** START OF INFORMATION PROVIDED **

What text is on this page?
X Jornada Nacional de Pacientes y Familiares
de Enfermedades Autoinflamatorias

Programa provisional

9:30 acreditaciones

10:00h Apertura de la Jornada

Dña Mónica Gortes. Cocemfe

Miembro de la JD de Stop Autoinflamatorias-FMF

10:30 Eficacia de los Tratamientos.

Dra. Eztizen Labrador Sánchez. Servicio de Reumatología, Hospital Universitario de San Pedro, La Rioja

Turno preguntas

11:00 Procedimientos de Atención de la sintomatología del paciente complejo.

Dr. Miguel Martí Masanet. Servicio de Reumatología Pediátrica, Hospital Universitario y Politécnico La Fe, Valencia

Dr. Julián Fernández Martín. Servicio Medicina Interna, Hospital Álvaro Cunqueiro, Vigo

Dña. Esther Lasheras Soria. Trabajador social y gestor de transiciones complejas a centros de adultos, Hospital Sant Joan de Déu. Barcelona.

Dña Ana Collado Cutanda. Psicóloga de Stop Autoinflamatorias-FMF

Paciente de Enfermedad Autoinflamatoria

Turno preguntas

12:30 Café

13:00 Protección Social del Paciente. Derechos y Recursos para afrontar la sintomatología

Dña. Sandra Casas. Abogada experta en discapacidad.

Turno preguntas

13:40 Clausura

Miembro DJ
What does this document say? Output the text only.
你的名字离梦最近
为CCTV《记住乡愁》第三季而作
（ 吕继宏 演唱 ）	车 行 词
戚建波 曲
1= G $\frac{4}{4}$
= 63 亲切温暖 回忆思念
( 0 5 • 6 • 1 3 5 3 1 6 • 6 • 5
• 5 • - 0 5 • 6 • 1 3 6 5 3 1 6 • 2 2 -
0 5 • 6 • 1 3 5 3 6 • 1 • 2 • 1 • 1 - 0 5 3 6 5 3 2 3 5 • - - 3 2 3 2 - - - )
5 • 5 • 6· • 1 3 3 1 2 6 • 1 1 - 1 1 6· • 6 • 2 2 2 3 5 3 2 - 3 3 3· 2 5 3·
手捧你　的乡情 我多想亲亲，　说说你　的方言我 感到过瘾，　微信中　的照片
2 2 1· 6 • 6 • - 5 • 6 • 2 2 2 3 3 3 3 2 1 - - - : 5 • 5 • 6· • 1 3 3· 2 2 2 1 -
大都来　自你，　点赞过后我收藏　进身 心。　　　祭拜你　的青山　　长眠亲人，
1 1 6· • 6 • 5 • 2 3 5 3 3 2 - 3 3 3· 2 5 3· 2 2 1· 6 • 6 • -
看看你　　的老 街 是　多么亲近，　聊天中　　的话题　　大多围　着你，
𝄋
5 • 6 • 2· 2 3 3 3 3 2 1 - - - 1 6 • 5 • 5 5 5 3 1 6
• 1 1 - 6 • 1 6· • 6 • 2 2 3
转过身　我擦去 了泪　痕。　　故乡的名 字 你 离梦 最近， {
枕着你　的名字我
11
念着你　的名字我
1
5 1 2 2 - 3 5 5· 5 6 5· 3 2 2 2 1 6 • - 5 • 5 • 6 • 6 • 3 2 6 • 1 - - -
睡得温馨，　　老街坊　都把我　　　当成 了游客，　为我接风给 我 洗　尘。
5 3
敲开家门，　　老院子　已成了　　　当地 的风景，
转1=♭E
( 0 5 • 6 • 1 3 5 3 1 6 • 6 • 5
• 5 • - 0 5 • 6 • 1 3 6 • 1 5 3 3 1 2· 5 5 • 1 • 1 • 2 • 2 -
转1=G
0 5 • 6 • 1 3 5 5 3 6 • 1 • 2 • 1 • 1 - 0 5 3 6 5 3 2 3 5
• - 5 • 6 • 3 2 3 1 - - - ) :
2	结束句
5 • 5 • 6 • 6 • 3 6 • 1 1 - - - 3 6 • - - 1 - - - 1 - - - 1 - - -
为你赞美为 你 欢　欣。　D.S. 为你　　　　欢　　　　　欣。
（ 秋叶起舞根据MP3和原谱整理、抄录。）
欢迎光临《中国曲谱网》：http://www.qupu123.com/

** END OF INFORMATION PROVIDED **

EXERCISE AIM:
Copy all lines from the material that hold "Autoinflamatorias".

EXPECTED ANSWER:
de Enfermedades Autoinflamatorias
Miembro de la JD de Stop Autoinflamatorias-FMF
Dña Ana Collado Cutanda. Psicóloga de Stop Autoinflamatorias-FMF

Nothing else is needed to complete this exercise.